* _ASSIGNED TASK_: Write every entry out again exactly, please, and skip the pictures.

* _RECORDS FOR THE EXERCISE_:
##############################

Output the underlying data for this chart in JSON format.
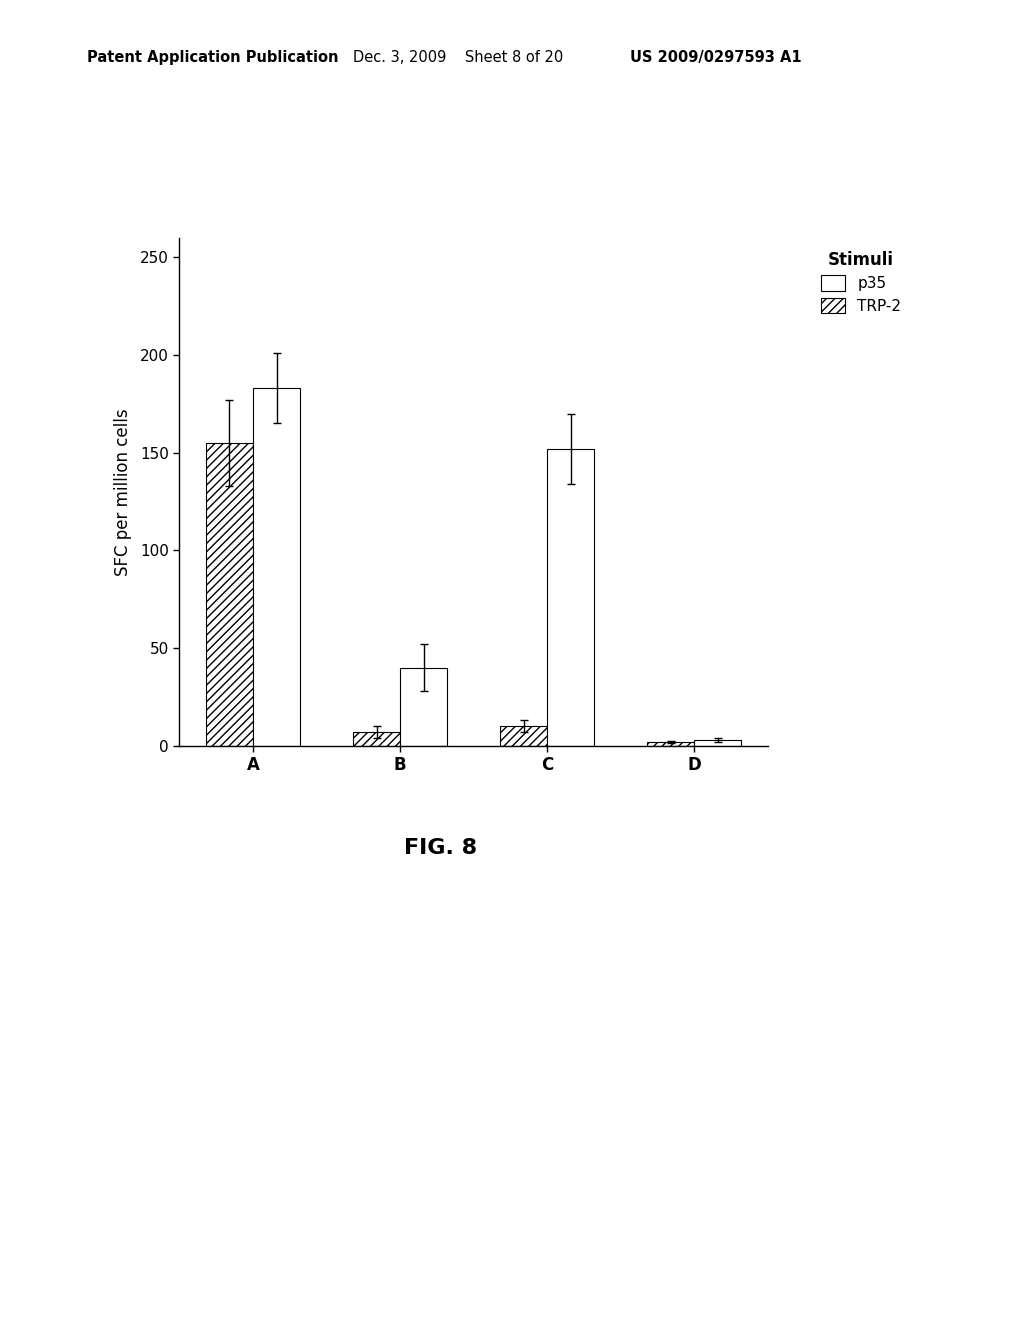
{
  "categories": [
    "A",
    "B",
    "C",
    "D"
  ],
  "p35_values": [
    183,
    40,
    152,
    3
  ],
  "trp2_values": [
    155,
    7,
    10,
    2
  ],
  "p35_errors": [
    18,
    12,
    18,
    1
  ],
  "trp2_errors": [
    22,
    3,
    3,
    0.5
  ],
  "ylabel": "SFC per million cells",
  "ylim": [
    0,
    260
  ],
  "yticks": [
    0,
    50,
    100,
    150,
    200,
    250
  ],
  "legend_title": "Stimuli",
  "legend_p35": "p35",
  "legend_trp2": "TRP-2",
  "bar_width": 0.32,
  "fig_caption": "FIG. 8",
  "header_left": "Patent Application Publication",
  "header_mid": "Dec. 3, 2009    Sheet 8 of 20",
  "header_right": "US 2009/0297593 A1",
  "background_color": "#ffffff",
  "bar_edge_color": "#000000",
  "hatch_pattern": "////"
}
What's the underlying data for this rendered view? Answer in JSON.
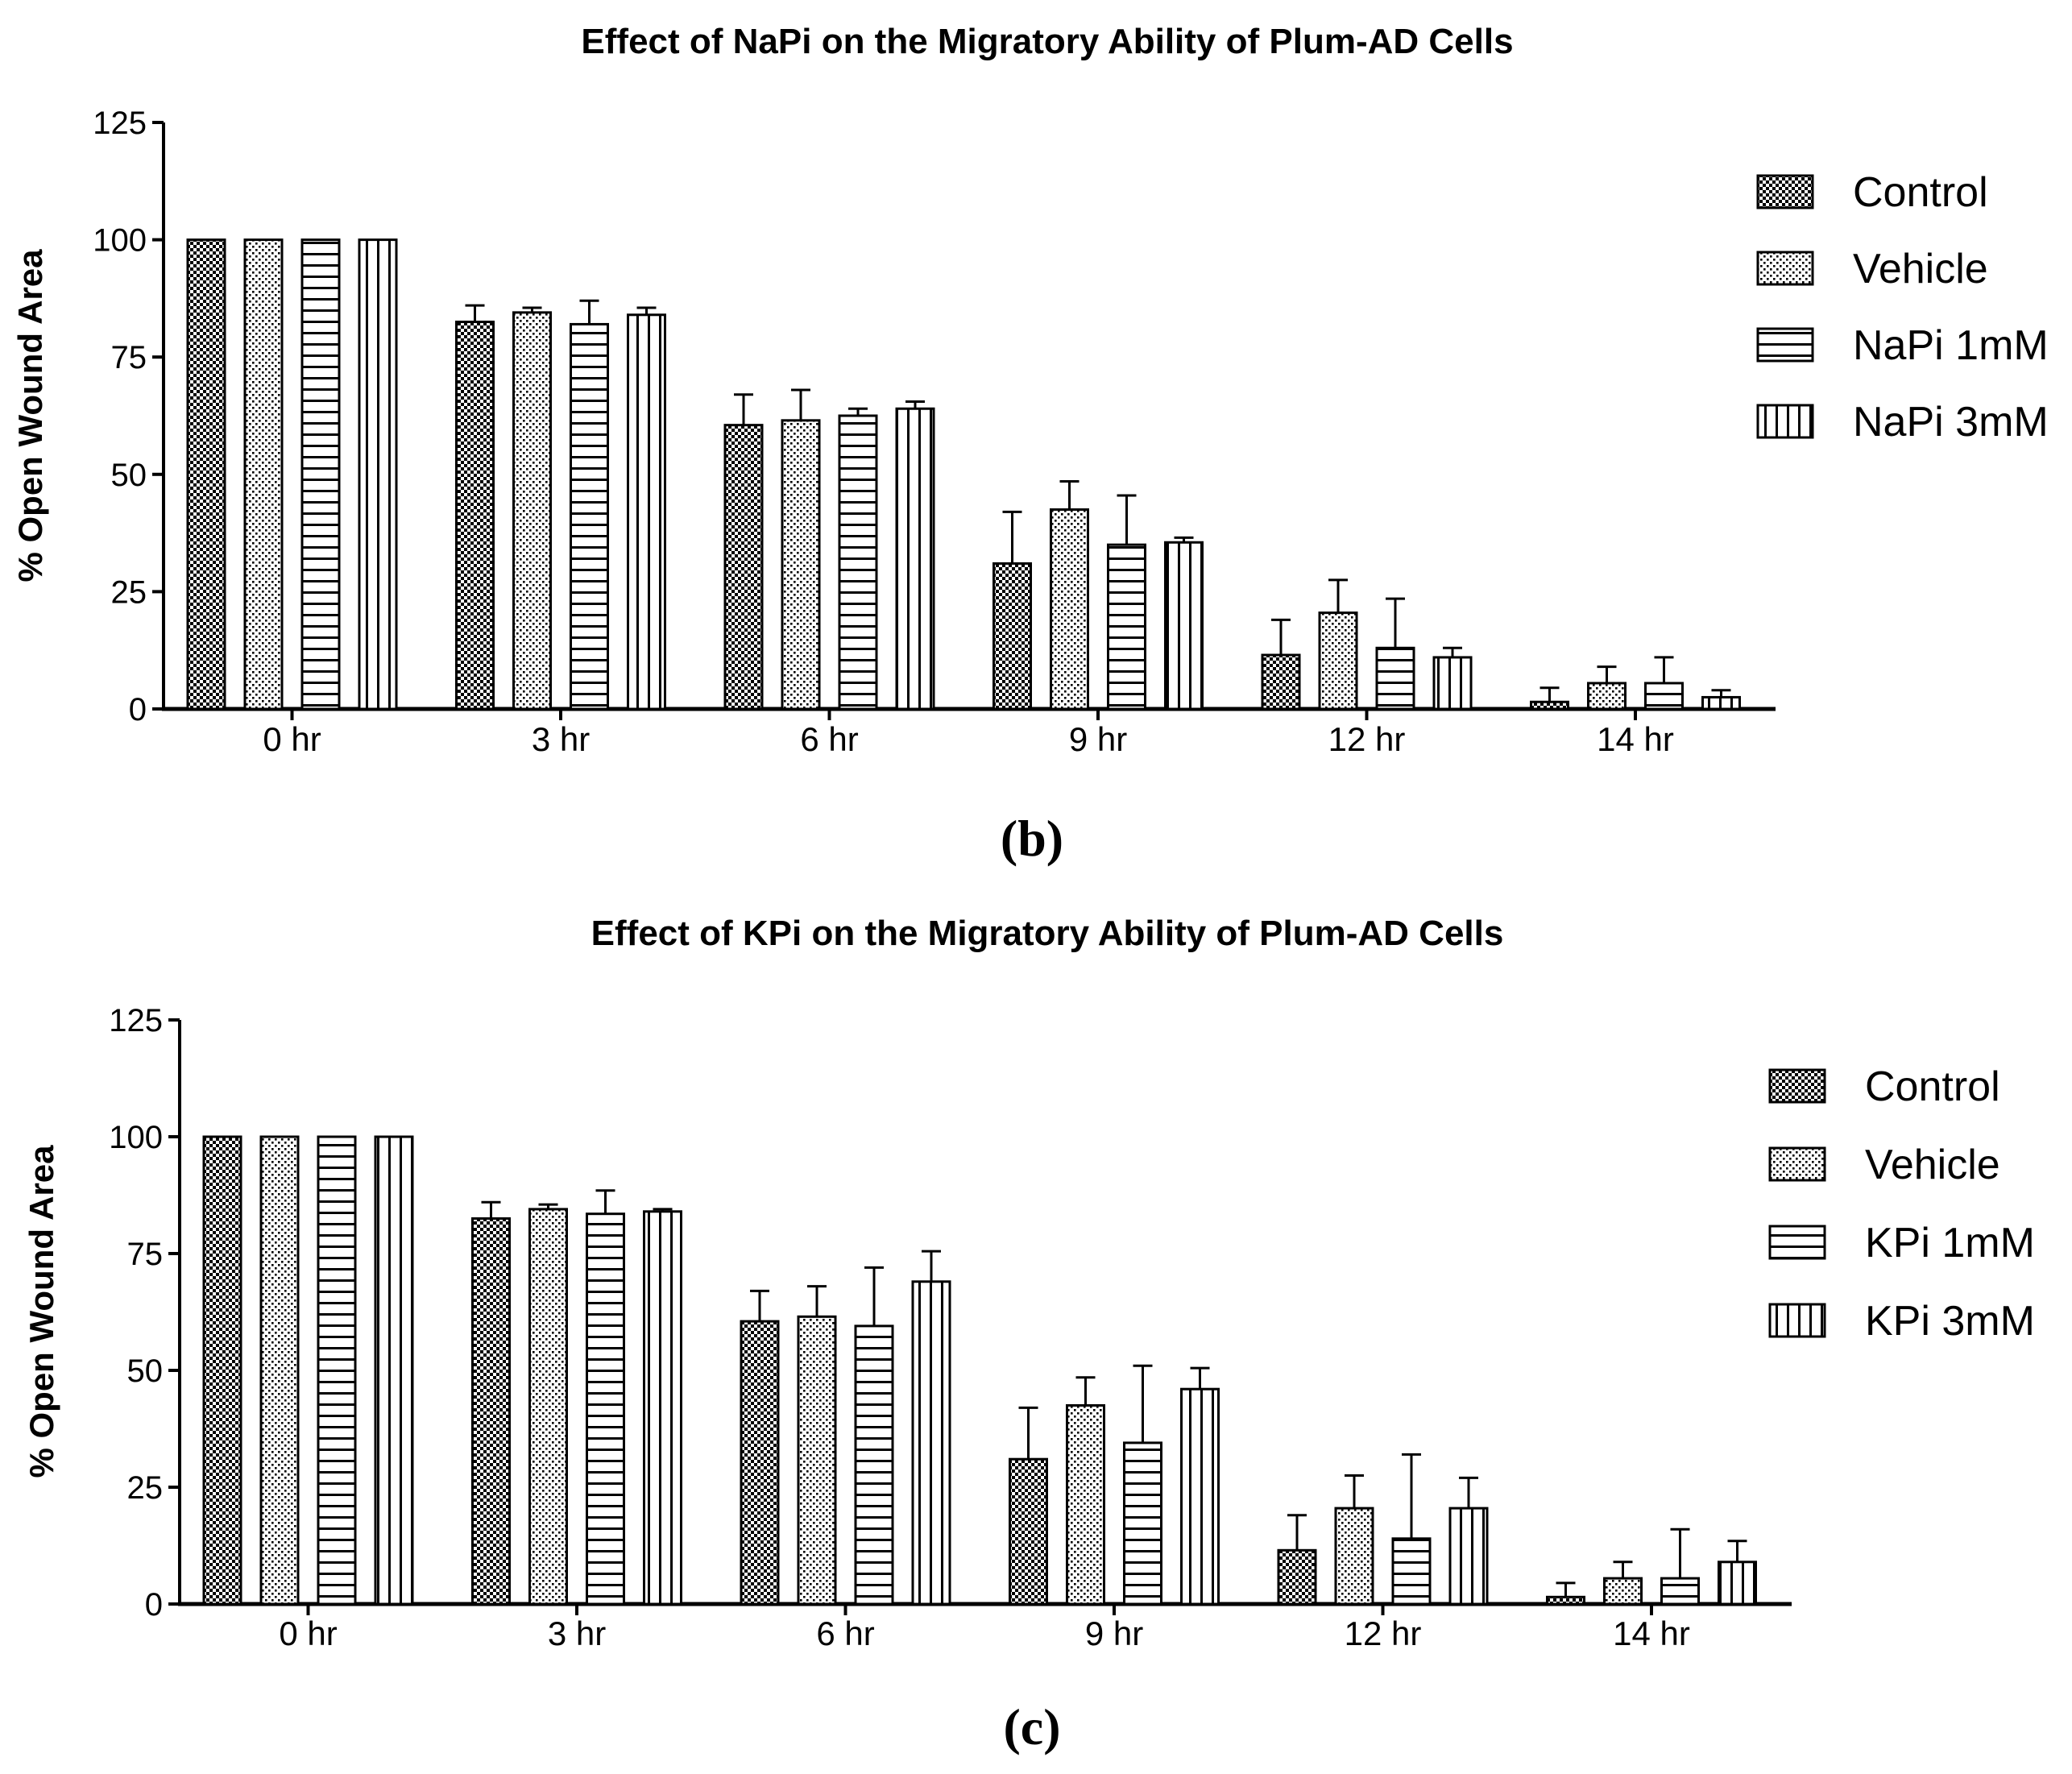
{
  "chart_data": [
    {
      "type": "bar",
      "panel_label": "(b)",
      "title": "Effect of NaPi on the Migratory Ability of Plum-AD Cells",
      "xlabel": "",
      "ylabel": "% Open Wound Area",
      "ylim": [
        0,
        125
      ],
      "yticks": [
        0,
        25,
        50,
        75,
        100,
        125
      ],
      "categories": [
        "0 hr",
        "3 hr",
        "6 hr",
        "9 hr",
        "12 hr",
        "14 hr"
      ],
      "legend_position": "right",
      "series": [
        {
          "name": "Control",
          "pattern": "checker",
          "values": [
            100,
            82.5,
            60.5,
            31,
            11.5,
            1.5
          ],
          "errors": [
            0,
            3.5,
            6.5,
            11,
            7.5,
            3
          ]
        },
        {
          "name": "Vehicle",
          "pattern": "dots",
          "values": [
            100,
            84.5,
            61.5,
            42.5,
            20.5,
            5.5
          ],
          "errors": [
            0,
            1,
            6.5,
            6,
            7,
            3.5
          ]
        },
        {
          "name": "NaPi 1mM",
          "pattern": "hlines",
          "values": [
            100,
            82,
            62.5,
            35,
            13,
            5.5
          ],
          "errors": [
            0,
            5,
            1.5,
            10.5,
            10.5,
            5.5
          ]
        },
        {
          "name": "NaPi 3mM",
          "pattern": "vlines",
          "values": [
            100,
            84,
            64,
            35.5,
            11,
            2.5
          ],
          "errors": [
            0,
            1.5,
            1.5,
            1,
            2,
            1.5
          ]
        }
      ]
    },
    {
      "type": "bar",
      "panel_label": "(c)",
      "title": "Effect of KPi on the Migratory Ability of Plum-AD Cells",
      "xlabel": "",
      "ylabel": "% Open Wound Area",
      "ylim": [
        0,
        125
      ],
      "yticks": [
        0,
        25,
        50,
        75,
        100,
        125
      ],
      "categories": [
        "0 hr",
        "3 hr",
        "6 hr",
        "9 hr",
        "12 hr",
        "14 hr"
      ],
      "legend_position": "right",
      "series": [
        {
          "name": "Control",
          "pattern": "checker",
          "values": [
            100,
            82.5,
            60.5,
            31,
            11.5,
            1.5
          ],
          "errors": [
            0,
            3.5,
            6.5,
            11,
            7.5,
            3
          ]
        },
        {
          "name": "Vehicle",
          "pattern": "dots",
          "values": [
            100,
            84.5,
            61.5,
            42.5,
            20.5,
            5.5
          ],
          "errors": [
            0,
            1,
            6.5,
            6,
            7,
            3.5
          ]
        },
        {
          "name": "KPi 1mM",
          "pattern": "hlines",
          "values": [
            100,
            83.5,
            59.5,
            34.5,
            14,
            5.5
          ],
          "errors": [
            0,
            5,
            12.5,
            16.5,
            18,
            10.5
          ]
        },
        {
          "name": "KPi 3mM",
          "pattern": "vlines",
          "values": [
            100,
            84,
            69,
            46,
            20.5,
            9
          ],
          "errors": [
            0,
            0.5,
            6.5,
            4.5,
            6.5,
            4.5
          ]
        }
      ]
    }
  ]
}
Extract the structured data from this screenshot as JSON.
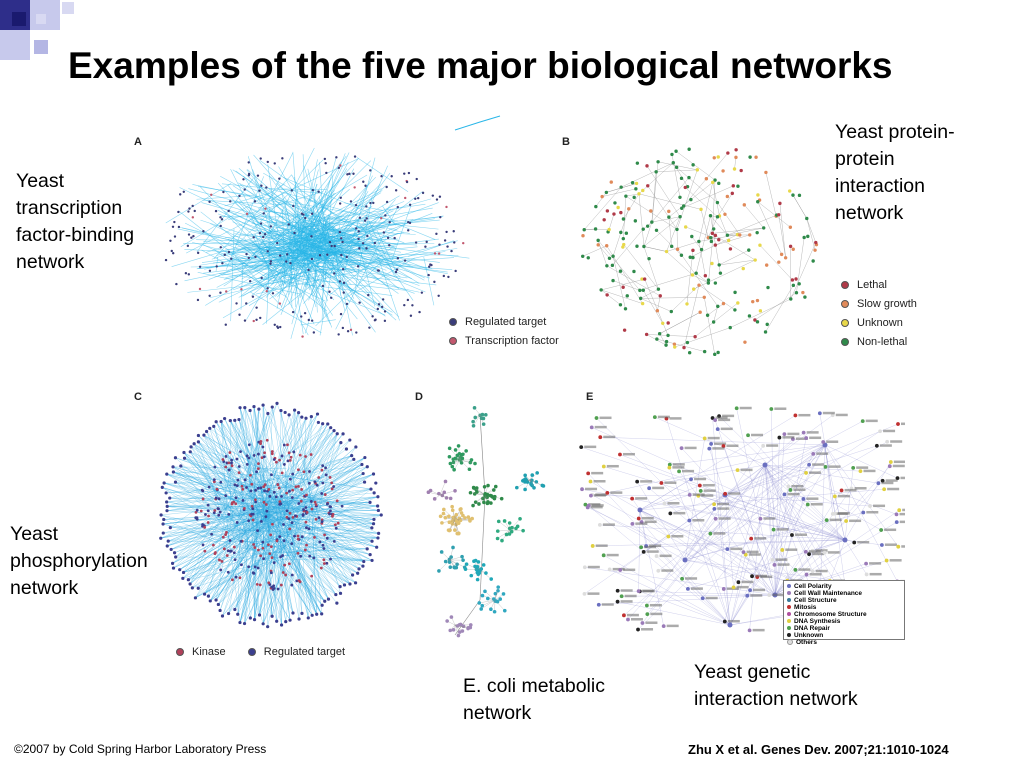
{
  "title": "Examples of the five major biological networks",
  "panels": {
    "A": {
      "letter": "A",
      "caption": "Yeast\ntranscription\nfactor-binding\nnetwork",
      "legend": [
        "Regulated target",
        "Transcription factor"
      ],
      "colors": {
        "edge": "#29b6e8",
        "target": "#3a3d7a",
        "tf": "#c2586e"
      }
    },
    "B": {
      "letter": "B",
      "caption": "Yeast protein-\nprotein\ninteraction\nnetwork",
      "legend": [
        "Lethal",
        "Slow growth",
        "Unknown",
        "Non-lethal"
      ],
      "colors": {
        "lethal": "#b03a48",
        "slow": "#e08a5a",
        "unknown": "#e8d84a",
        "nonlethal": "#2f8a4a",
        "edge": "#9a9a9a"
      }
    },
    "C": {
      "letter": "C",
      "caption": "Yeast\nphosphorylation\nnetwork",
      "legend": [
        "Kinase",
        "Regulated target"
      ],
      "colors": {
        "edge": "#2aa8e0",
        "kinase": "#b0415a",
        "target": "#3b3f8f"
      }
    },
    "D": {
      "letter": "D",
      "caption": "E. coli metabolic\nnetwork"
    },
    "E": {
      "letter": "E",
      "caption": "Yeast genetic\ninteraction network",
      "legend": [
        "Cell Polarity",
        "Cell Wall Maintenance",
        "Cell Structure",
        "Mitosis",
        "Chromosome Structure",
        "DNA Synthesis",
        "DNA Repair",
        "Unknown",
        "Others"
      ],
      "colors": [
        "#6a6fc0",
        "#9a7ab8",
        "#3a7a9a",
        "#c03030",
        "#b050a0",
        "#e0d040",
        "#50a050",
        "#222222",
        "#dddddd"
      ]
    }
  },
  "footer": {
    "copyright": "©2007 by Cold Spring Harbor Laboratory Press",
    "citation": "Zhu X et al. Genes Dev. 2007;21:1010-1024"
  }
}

##############################

* _EXERCISE SOLUTION_:
Output the underlying data for this chart in JSON format.
{
  "categories": [
    "A",
    "B",
    "C",
    "D"
  ],
  "p35_values": [
    183,
    40,
    152,
    3
  ],
  "trp2_values": [
    155,
    7,
    10,
    2
  ],
  "p35_errors": [
    18,
    12,
    18,
    1
  ],
  "trp2_errors": [
    22,
    3,
    3,
    0.5
  ],
  "ylabel": "SFC per million cells",
  "ylim": [
    0,
    260
  ],
  "yticks": [
    0,
    50,
    100,
    150,
    200,
    250
  ],
  "legend_title": "Stimuli",
  "legend_p35": "p35",
  "legend_trp2": "TRP-2",
  "bar_width": 0.32,
  "fig_caption": "FIG. 8",
  "header_left": "Patent Application Publication",
  "header_mid": "Dec. 3, 2009    Sheet 8 of 20",
  "header_right": "US 2009/0297593 A1",
  "background_color": "#ffffff",
  "bar_edge_color": "#000000",
  "hatch_pattern": "////"
}
What's the underlying data for this rendered view? Answer in JSON.
{
  "chart_data": [
    {
      "type": "bar",
      "panel_label": "(b)",
      "title": "Effect of NaPi on the Migratory Ability of Plum-AD Cells",
      "xlabel": "",
      "ylabel": "% Open Wound Area",
      "ylim": [
        0,
        125
      ],
      "yticks": [
        0,
        25,
        50,
        75,
        100,
        125
      ],
      "categories": [
        "0 hr",
        "3 hr",
        "6 hr",
        "9 hr",
        "12 hr",
        "14 hr"
      ],
      "legend_position": "right",
      "series": [
        {
          "name": "Control",
          "pattern": "checker",
          "values": [
            100,
            82.5,
            60.5,
            31,
            11.5,
            1.5
          ],
          "errors": [
            0,
            3.5,
            6.5,
            11,
            7.5,
            3
          ]
        },
        {
          "name": "Vehicle",
          "pattern": "dots",
          "values": [
            100,
            84.5,
            61.5,
            42.5,
            20.5,
            5.5
          ],
          "errors": [
            0,
            1,
            6.5,
            6,
            7,
            3.5
          ]
        },
        {
          "name": "NaPi 1mM",
          "pattern": "hlines",
          "values": [
            100,
            82,
            62.5,
            35,
            13,
            5.5
          ],
          "errors": [
            0,
            5,
            1.5,
            10.5,
            10.5,
            5.5
          ]
        },
        {
          "name": "NaPi 3mM",
          "pattern": "vlines",
          "values": [
            100,
            84,
            64,
            35.5,
            11,
            2.5
          ],
          "errors": [
            0,
            1.5,
            1.5,
            1,
            2,
            1.5
          ]
        }
      ]
    },
    {
      "type": "bar",
      "panel_label": "(c)",
      "title": "Effect of KPi on the Migratory Ability of Plum-AD Cells",
      "xlabel": "",
      "ylabel": "% Open Wound Area",
      "ylim": [
        0,
        125
      ],
      "yticks": [
        0,
        25,
        50,
        75,
        100,
        125
      ],
      "categories": [
        "0 hr",
        "3 hr",
        "6 hr",
        "9 hr",
        "12 hr",
        "14 hr"
      ],
      "legend_position": "right",
      "series": [
        {
          "name": "Control",
          "pattern": "checker",
          "values": [
            100,
            82.5,
            60.5,
            31,
            11.5,
            1.5
          ],
          "errors": [
            0,
            3.5,
            6.5,
            11,
            7.5,
            3
          ]
        },
        {
          "name": "Vehicle",
          "pattern": "dots",
          "values": [
            100,
            84.5,
            61.5,
            42.5,
            20.5,
            5.5
          ],
          "errors": [
            0,
            1,
            6.5,
            6,
            7,
            3.5
          ]
        },
        {
          "name": "KPi 1mM",
          "pattern": "hlines",
          "values": [
            100,
            83.5,
            59.5,
            34.5,
            14,
            5.5
          ],
          "errors": [
            0,
            5,
            12.5,
            16.5,
            18,
            10.5
          ]
        },
        {
          "name": "KPi 3mM",
          "pattern": "vlines",
          "values": [
            100,
            84,
            69,
            46,
            20.5,
            9
          ],
          "errors": [
            0,
            0.5,
            6.5,
            4.5,
            6.5,
            4.5
          ]
        }
      ]
    }
  ]
}
Extract the structured data from this screenshot as JSON.
{
  "title": "Examples of the five major biological networks",
  "panels": {
    "A": {
      "letter": "A",
      "caption": "Yeast\ntranscription\nfactor-binding\nnetwork",
      "legend": [
        "Regulated target",
        "Transcription factor"
      ],
      "colors": {
        "edge": "#29b6e8",
        "target": "#3a3d7a",
        "tf": "#c2586e"
      }
    },
    "B": {
      "letter": "B",
      "caption": "Yeast protein-\nprotein\ninteraction\nnetwork",
      "legend": [
        "Lethal",
        "Slow growth",
        "Unknown",
        "Non-lethal"
      ],
      "colors": {
        "lethal": "#b03a48",
        "slow": "#e08a5a",
        "unknown": "#e8d84a",
        "nonlethal": "#2f8a4a",
        "edge": "#9a9a9a"
      }
    },
    "C": {
      "letter": "C",
      "caption": "Yeast\nphosphorylation\nnetwork",
      "legend": [
        "Kinase",
        "Regulated target"
      ],
      "colors": {
        "edge": "#2aa8e0",
        "kinase": "#b0415a",
        "target": "#3b3f8f"
      }
    },
    "D": {
      "letter": "D",
      "caption": "E. coli metabolic\nnetwork"
    },
    "E": {
      "letter": "E",
      "caption": "Yeast genetic\ninteraction network",
      "legend": [
        "Cell Polarity",
        "Cell Wall Maintenance",
        "Cell Structure",
        "Mitosis",
        "Chromosome Structure",
        "DNA Synthesis",
        "DNA Repair",
        "Unknown",
        "Others"
      ],
      "colors": [
        "#6a6fc0",
        "#9a7ab8",
        "#3a7a9a",
        "#c03030",
        "#b050a0",
        "#e0d040",
        "#50a050",
        "#222222",
        "#dddddd"
      ]
    }
  },
  "footer": {
    "copyright": "©2007 by Cold Spring Harbor Laboratory Press",
    "citation": "Zhu X et al. Genes Dev. 2007;21:1010-1024"
  }
}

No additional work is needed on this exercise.